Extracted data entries
▶

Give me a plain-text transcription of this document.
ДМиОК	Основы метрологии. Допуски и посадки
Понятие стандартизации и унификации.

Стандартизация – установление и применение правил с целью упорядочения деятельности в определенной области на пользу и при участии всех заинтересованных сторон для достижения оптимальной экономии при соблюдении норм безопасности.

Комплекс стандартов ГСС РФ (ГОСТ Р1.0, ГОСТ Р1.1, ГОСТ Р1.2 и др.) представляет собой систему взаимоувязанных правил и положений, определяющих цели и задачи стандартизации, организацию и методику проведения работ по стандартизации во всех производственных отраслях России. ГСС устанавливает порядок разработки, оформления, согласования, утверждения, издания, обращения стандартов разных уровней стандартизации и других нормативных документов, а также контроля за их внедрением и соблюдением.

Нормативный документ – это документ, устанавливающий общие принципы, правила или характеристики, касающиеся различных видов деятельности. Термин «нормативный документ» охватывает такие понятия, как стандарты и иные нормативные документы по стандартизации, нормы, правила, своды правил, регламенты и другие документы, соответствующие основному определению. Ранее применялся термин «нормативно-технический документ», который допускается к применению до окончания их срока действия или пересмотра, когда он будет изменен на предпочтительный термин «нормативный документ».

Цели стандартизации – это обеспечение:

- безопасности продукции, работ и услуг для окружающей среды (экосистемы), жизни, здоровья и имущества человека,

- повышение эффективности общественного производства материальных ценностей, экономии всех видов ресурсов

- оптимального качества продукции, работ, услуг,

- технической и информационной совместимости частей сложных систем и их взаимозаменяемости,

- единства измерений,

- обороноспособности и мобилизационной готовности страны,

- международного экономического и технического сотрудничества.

◀
▶

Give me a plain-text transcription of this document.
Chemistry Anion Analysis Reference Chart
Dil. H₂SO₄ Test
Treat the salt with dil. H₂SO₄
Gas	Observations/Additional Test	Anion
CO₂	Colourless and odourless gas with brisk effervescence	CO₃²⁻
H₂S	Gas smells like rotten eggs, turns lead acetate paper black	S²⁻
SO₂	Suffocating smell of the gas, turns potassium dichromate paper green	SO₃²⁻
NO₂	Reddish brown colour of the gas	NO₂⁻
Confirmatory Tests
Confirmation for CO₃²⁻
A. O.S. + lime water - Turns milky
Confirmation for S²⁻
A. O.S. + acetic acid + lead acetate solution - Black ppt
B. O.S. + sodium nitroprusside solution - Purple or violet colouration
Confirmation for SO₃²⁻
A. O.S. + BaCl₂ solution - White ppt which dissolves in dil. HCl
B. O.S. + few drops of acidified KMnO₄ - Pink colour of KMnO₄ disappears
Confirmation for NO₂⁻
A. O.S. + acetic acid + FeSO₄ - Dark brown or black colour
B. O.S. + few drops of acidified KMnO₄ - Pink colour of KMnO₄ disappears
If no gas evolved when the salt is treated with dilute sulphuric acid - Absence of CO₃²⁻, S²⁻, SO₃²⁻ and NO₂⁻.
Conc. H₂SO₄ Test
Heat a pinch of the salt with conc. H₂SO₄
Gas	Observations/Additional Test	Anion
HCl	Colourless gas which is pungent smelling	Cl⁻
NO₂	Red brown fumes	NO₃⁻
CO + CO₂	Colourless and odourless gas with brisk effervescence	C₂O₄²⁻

◀

## EXERCISE INSTRUCTIONS
Select every line of the records holding the string "SO₃²".

## THE COMPLETED TASK
SO₂	Suffocating smell of the gas, turns potassium dichromate paper green	SO₃²⁻
Confirmation for SO₃²⁻
If no gas evolved when the salt is treated with dilute sulphuric acid - Absence of CO₃²⁻, S²⁻, SO₃²⁻ and NO₂⁻.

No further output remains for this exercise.